### Short exercise
From the line containing "Give me the" through the last line of the entries, output the text exactly. Pictures stay out.

### Collected data entries
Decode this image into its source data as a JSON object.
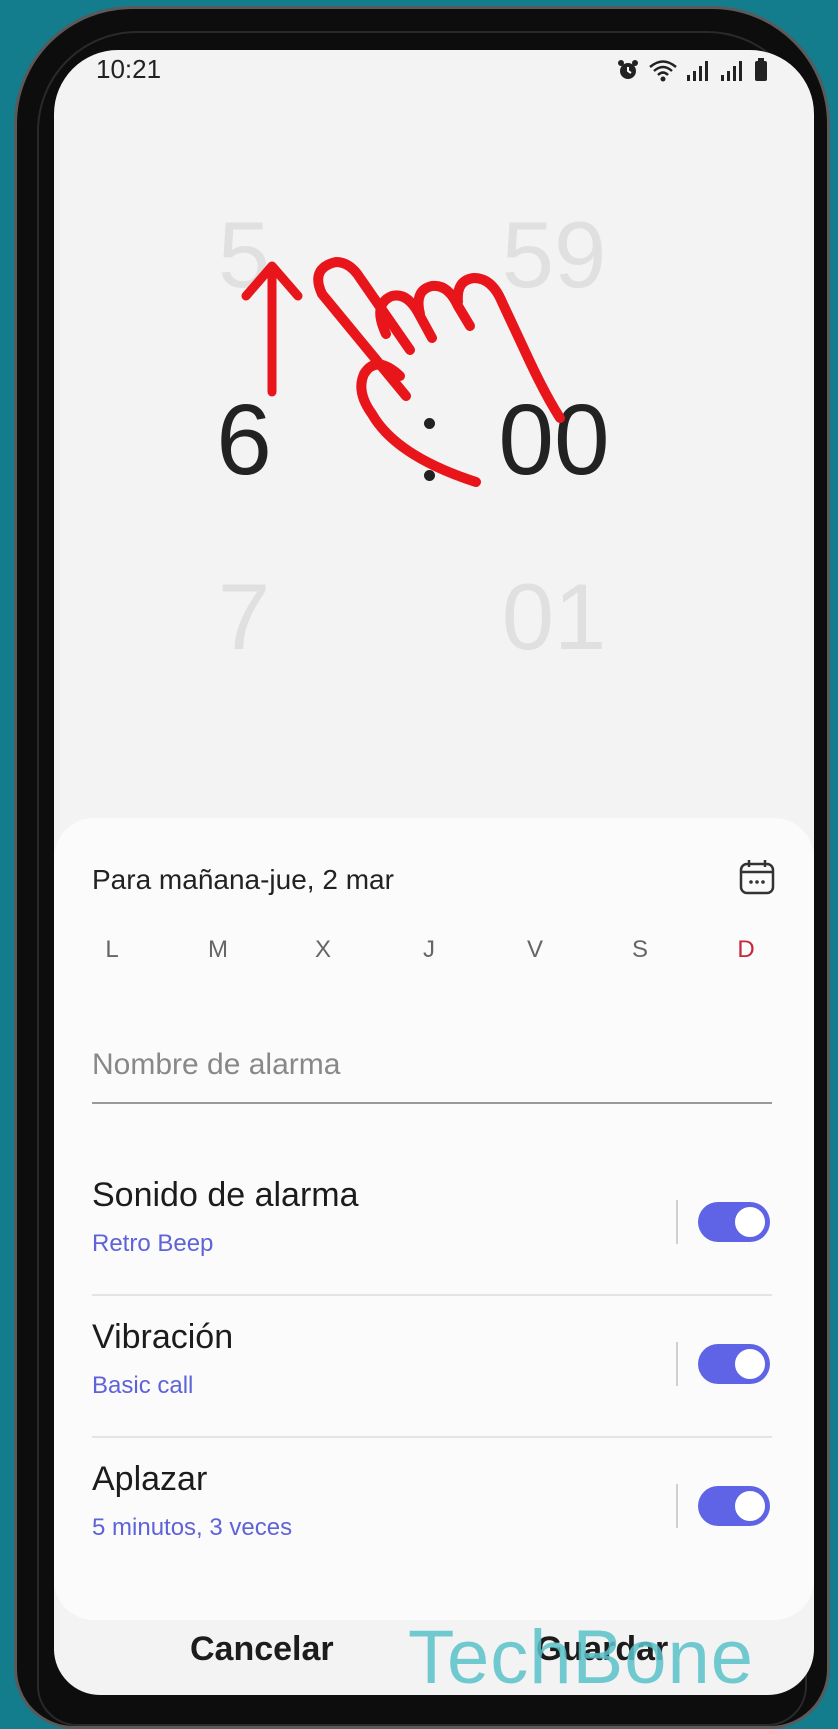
{
  "status_bar": {
    "time": "10:21",
    "icons": [
      "alarm-icon",
      "wifi-icon",
      "signal-icon",
      "signal-icon",
      "battery-icon"
    ]
  },
  "time_picker": {
    "hour_prev": "5",
    "hour_current": "6",
    "hour_next": "7",
    "minute_prev": "59",
    "minute_current": "00",
    "minute_next": "01",
    "separator": ":"
  },
  "schedule": {
    "date_label": "Para mañana-jue, 2 mar",
    "days": [
      "L",
      "M",
      "X",
      "J",
      "V",
      "S",
      "D"
    ],
    "sunday_color": "#c7263b"
  },
  "alarm_name": {
    "placeholder": "Nombre de alarma",
    "value": ""
  },
  "settings": [
    {
      "title": "Sonido de alarma",
      "subtitle": "Retro Beep",
      "enabled": true
    },
    {
      "title": "Vibración",
      "subtitle": "Basic call",
      "enabled": true
    },
    {
      "title": "Aplazar",
      "subtitle": "5 minutos, 3 veces",
      "enabled": true
    }
  ],
  "actions": {
    "cancel_label": "Cancelar",
    "save_label": "Guardar"
  },
  "watermark": "TechBone",
  "colors": {
    "accent": "#5f63e6",
    "subtitle": "#5f63d8",
    "background": "#137c8d",
    "gesture": "#e8161b"
  }
}
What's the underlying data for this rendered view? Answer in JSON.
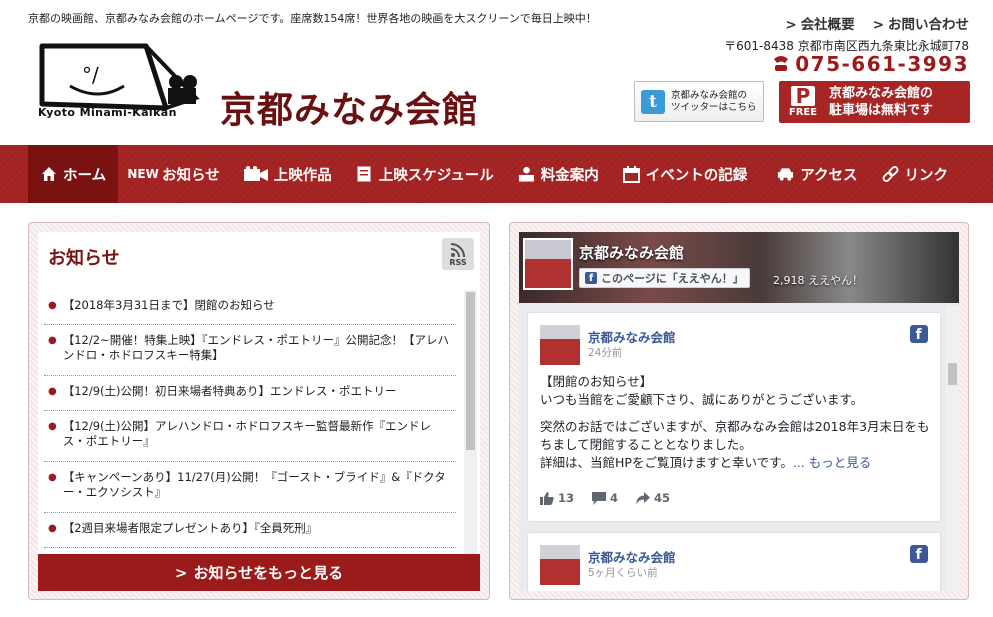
{
  "header": {
    "tagline": "京都の映画館、京都みなみ会館のホームページです。座席数154席！世界各地の映画を大スクリーンで毎日上映中！",
    "toplinks": [
      {
        "label": "会社概要"
      },
      {
        "label": "お問い合わせ"
      }
    ],
    "logo_text": "Kyoto Minami-Kaikan",
    "site_title": "京都みなみ会館",
    "address": "〒601-8438 京都市南区西九条東比永城町78",
    "phone": "075-661-3993",
    "twitter_line1": "京都みなみ会館の",
    "twitter_line2": "ツイッターはこちら",
    "parking_free": "FREE",
    "parking_p": "P",
    "parking_line1": "京都みなみ会館の",
    "parking_line2": "駐車場は無料です"
  },
  "nav": [
    {
      "label": "ホーム",
      "icon": "home-icon"
    },
    {
      "label": "お知らせ",
      "icon": "news-icon"
    },
    {
      "label": "上映作品",
      "icon": "camera-icon"
    },
    {
      "label": "上映スケジュール",
      "icon": "schedule-icon"
    },
    {
      "label": "料金案内",
      "icon": "ticket-icon"
    },
    {
      "label": "イベントの記録",
      "icon": "calendar-icon"
    },
    {
      "label": "アクセス",
      "icon": "car-icon"
    },
    {
      "label": "リンク",
      "icon": "link-icon"
    }
  ],
  "news": {
    "heading": "お知らせ",
    "rss": "RSS",
    "items": [
      "【2018年3月31日まで】閉館のお知らせ",
      "【12/2~開催！特集上映】『エンドレス・ポエトリー』公開記念！【アレハンドロ・ホドロフスキー特集】",
      "【12/9(土)公開！初日来場者特典あり】エンドレス・ポエトリー",
      "【12/9(土)公開】アレハンドロ・ホドロフスキー監督最新作『エンドレス・ポエトリー』",
      "【キャンペーンあり】11/27(月)公開！『ゴースト・ブライド』&『ドクター・エクソシスト』",
      "【2週目来場者限定プレゼントあり】『全員死刑』"
    ],
    "more_label": "お知らせをもっと見る"
  },
  "facebook": {
    "page_name": "京都みなみ会館",
    "like_label": "このページに「ええやん！」",
    "like_count": "2,918 ええやん！",
    "posts": [
      {
        "name": "京都みなみ会館",
        "time": "24分前",
        "para1_line1": "【閉館のお知らせ】",
        "para1_line2": "いつも当館をご愛顧下さり、誠にありがとうございます。",
        "para2": "突然のお話ではございますが、京都みなみ会館は2018年3月末日をもちまして閉館することとなりました。",
        "para3": "詳細は、当館HPをご覧頂けますと幸いです。",
        "more": "... もっと見る",
        "likes": "13",
        "comments": "4",
        "shares": "45"
      },
      {
        "name": "京都みなみ会館",
        "time": "5ヶ月くらい前"
      }
    ]
  },
  "colors": {
    "brand_red": "#a72525",
    "dark_red": "#7a1212",
    "fb_blue": "#3b5998"
  }
}
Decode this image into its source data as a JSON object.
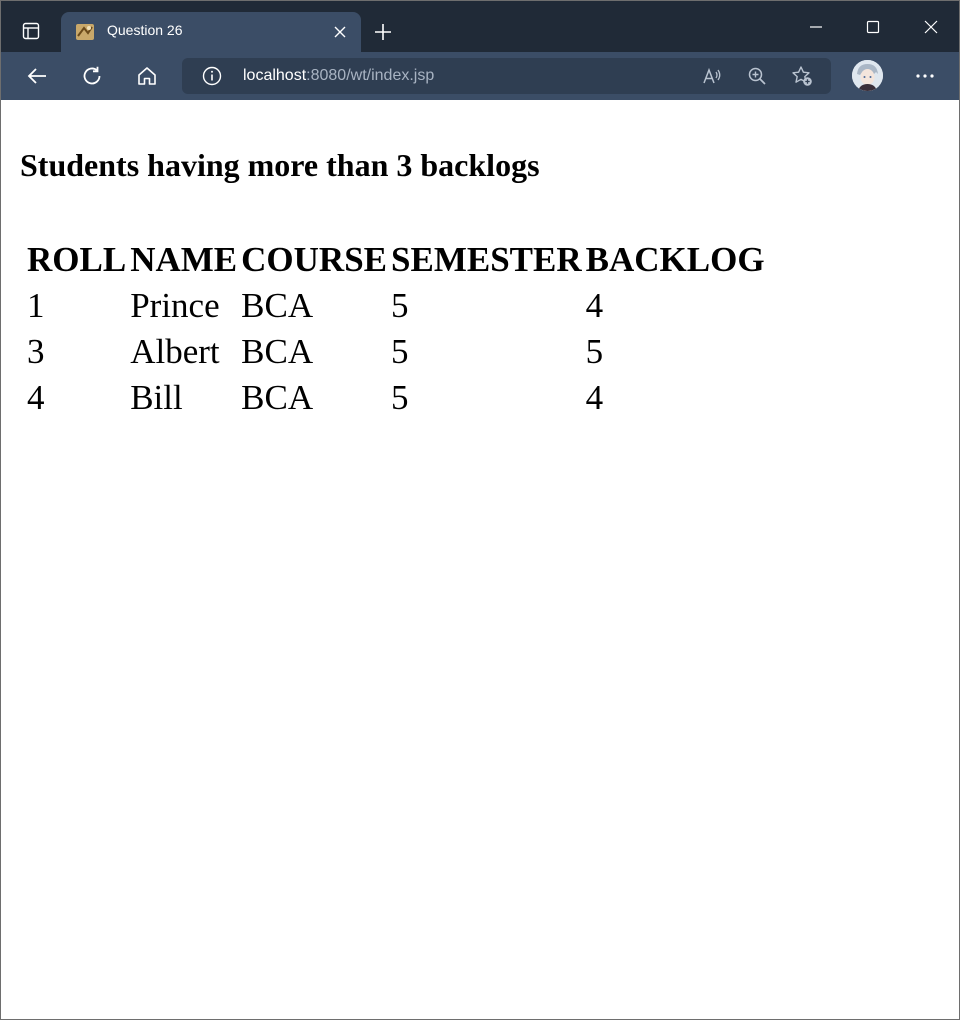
{
  "browser": {
    "tab": {
      "title": "Question 26"
    },
    "address": {
      "host": "localhost",
      "path": ":8080/wt/index.jsp"
    },
    "icons": {
      "tab_actions": "tab-actions-icon",
      "favicon": "favicon-icon",
      "close": "close-icon",
      "new_tab": "plus-icon",
      "minimize": "minimize-icon",
      "maximize": "maximize-icon",
      "window_close": "close-icon",
      "back": "arrow-left-icon",
      "refresh": "refresh-icon",
      "home": "home-icon",
      "info": "info-icon",
      "read_aloud": "read-aloud-icon",
      "zoom": "zoom-in-icon",
      "favorites": "add-favorite-icon",
      "profile": "avatar",
      "more": "more-icon"
    },
    "colors": {
      "tabstrip": "#202a37",
      "toolbar": "#3b4d66",
      "addressbar": "#2f3e52"
    }
  },
  "page": {
    "heading": "Students having more than 3 backlogs",
    "table": {
      "headers": [
        "ROLL",
        "NAME",
        "COURSE",
        "SEMESTER",
        "BACKLOG"
      ],
      "rows": [
        [
          "1",
          "Prince",
          "BCA",
          "5",
          "4"
        ],
        [
          "3",
          "Albert",
          "BCA",
          "5",
          "5"
        ],
        [
          "4",
          "Bill",
          "BCA",
          "5",
          "4"
        ]
      ]
    }
  }
}
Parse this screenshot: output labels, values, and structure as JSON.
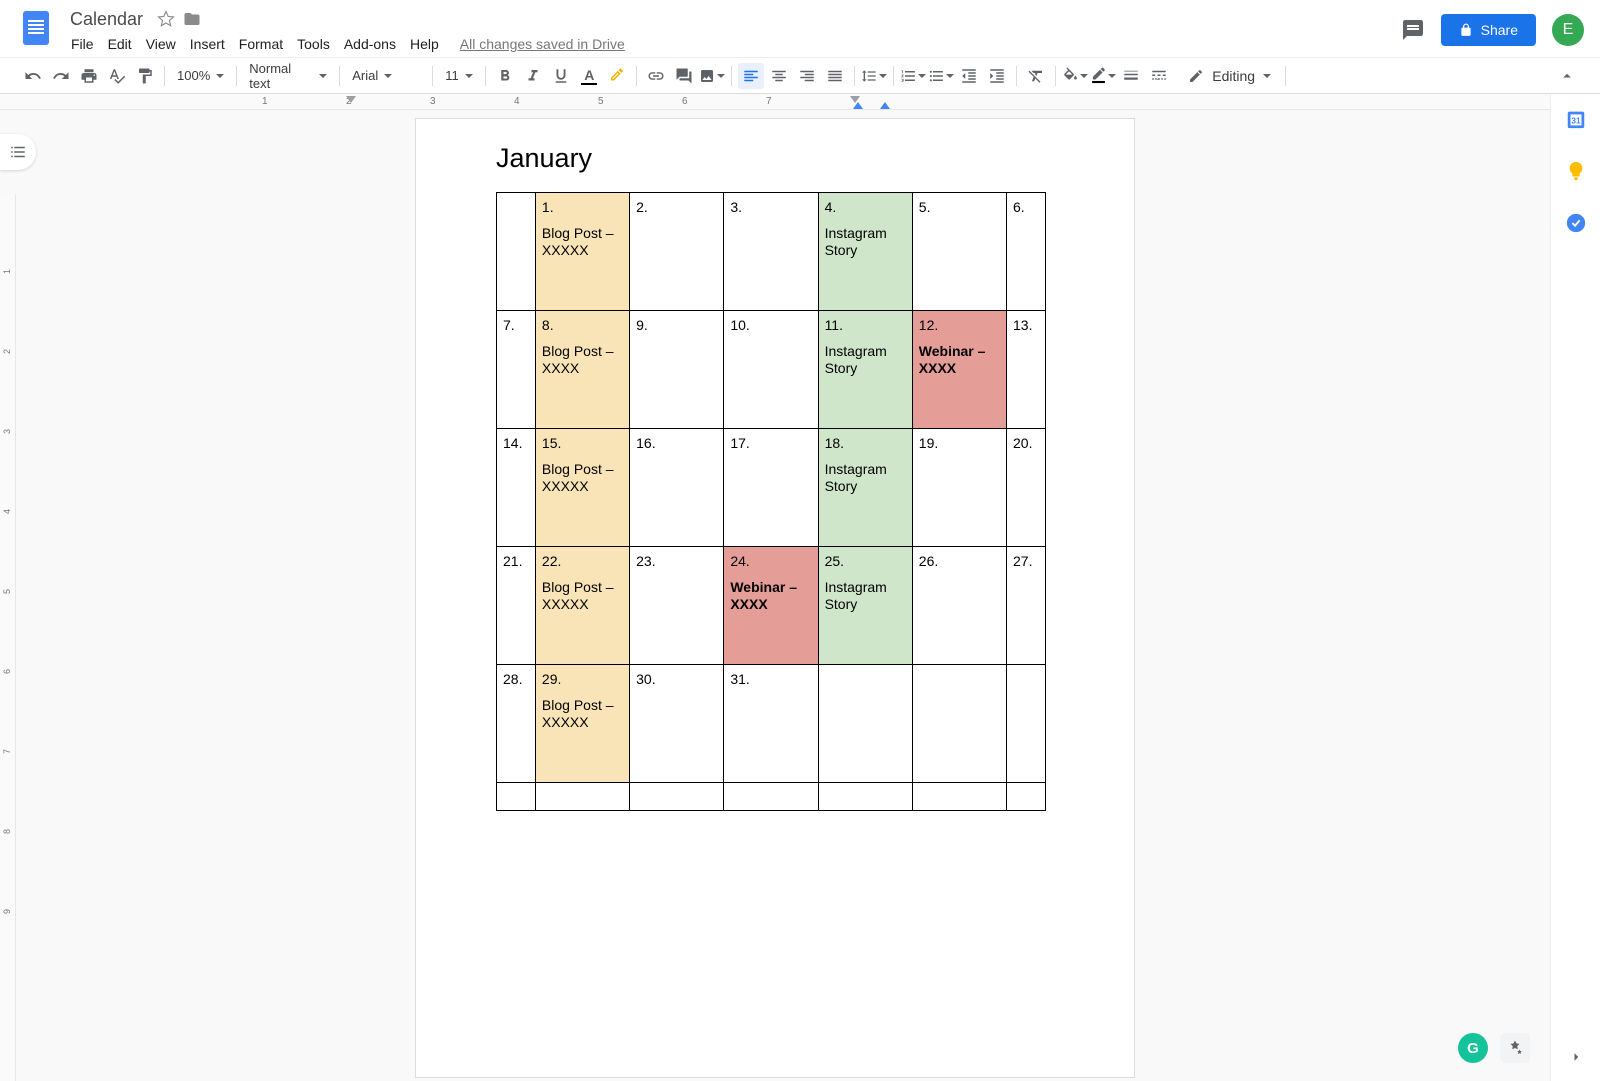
{
  "header": {
    "doc_title": "Calendar",
    "menus": [
      "File",
      "Edit",
      "View",
      "Insert",
      "Format",
      "Tools",
      "Add-ons",
      "Help"
    ],
    "save_status": "All changes saved in Drive",
    "share_label": "Share",
    "avatar_letter": "E"
  },
  "toolbar": {
    "zoom": "100%",
    "style": "Normal text",
    "font": "Arial",
    "font_size": "11",
    "mode": "Editing"
  },
  "ruler": {
    "h_marks": [
      "1",
      "2",
      "3",
      "4",
      "5",
      "6",
      "7"
    ],
    "v_marks": [
      "1",
      "2",
      "3",
      "4",
      "5",
      "6",
      "7",
      "8",
      "9"
    ]
  },
  "document": {
    "title": "January",
    "rows": [
      [
        {
          "num": "",
          "event": "",
          "color": ""
        },
        {
          "num": "1.",
          "event": "Blog Post  – XXXXX",
          "color": "yellow"
        },
        {
          "num": "2.",
          "event": "",
          "color": ""
        },
        {
          "num": "3.",
          "event": "",
          "color": ""
        },
        {
          "num": "4.",
          "event": "Instagram Story",
          "color": "green"
        },
        {
          "num": "5.",
          "event": "",
          "color": ""
        },
        {
          "num": "6.",
          "event": "",
          "color": ""
        }
      ],
      [
        {
          "num": "7.",
          "event": "",
          "color": ""
        },
        {
          "num": "8.",
          "event": "Blog Post – XXXX",
          "color": "yellow"
        },
        {
          "num": "9.",
          "event": "",
          "color": ""
        },
        {
          "num": "10.",
          "event": "",
          "color": ""
        },
        {
          "num": "11.",
          "event": "Instagram Story",
          "color": "green"
        },
        {
          "num": "12.",
          "event": "Webinar – XXXX",
          "color": "red",
          "bold": true
        },
        {
          "num": "13.",
          "event": "",
          "color": ""
        }
      ],
      [
        {
          "num": "14.",
          "event": "",
          "color": ""
        },
        {
          "num": "15.",
          "event": "Blog Post  – XXXXX",
          "color": "yellow"
        },
        {
          "num": "16.",
          "event": "",
          "color": ""
        },
        {
          "num": "17.",
          "event": "",
          "color": ""
        },
        {
          "num": "18.",
          "event": "Instagram Story",
          "color": "green"
        },
        {
          "num": "19.",
          "event": "",
          "color": ""
        },
        {
          "num": "20.",
          "event": "",
          "color": ""
        }
      ],
      [
        {
          "num": "21.",
          "event": "",
          "color": ""
        },
        {
          "num": "22.",
          "event": "Blog Post  – XXXXX",
          "color": "yellow"
        },
        {
          "num": "23.",
          "event": "",
          "color": ""
        },
        {
          "num": "24.",
          "event": "Webinar – XXXX",
          "color": "red",
          "bold": true
        },
        {
          "num": "25.",
          "event": "Instagram Story",
          "color": "green"
        },
        {
          "num": "26.",
          "event": "",
          "color": ""
        },
        {
          "num": "27.",
          "event": "",
          "color": ""
        }
      ],
      [
        {
          "num": "28.",
          "event": "",
          "color": ""
        },
        {
          "num": "29.",
          "event": "Blog Post  – XXXXX",
          "color": "yellow"
        },
        {
          "num": "30.",
          "event": "",
          "color": ""
        },
        {
          "num": "31.",
          "event": "",
          "color": ""
        },
        {
          "num": "",
          "event": "",
          "color": ""
        },
        {
          "num": "",
          "event": "",
          "color": ""
        },
        {
          "num": "",
          "event": "",
          "color": ""
        }
      ]
    ]
  }
}
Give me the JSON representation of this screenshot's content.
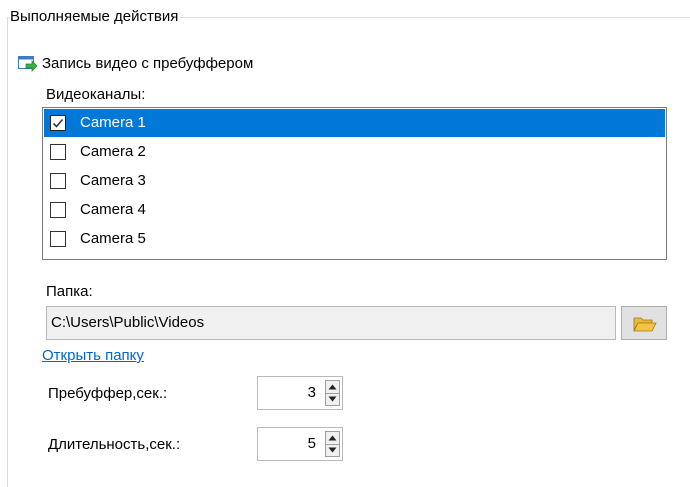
{
  "group": {
    "title": "Выполняемые действия"
  },
  "action": {
    "label": "Запись видео с пребуффером",
    "icon": "record-action-icon"
  },
  "channels": {
    "label": "Видеоканалы:",
    "items": [
      {
        "label": "Camera 1",
        "checked": true,
        "selected": true
      },
      {
        "label": "Camera 2",
        "checked": false,
        "selected": false
      },
      {
        "label": "Camera 3",
        "checked": false,
        "selected": false
      },
      {
        "label": "Camera 4",
        "checked": false,
        "selected": false
      },
      {
        "label": "Camera 5",
        "checked": false,
        "selected": false
      }
    ]
  },
  "folder": {
    "label": "Папка:",
    "value": "C:\\Users\\Public\\Videos",
    "browse_icon": "folder-open-icon",
    "open_link": "Открыть папку"
  },
  "prebuffer": {
    "label": "Пребуффер,сек.:",
    "value": "3"
  },
  "duration": {
    "label": "Длительность,сек.:",
    "value": "5"
  },
  "colors": {
    "selection": "#0078d7",
    "link": "#0066cc",
    "folder": "#f5c542"
  }
}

### Completed task
Give me the JSON representation of this screenshot's content.
{
  "group": {
    "title": "Выполняемые действия"
  },
  "action": {
    "label": "Запись видео с пребуффером",
    "icon": "record-action-icon"
  },
  "channels": {
    "label": "Видеоканалы:",
    "items": [
      {
        "label": "Camera 1",
        "checked": true,
        "selected": true
      },
      {
        "label": "Camera 2",
        "checked": false,
        "selected": false
      },
      {
        "label": "Camera 3",
        "checked": false,
        "selected": false
      },
      {
        "label": "Camera 4",
        "checked": false,
        "selected": false
      },
      {
        "label": "Camera 5",
        "checked": false,
        "selected": false
      }
    ]
  },
  "folder": {
    "label": "Папка:",
    "value": "C:\\Users\\Public\\Videos",
    "browse_icon": "folder-open-icon",
    "open_link": "Открыть папку"
  },
  "prebuffer": {
    "label": "Пребуффер,сек.:",
    "value": "3"
  },
  "duration": {
    "label": "Длительность,сек.:",
    "value": "5"
  },
  "colors": {
    "selection": "#0078d7",
    "link": "#0066cc",
    "folder": "#f5c542"
  }
}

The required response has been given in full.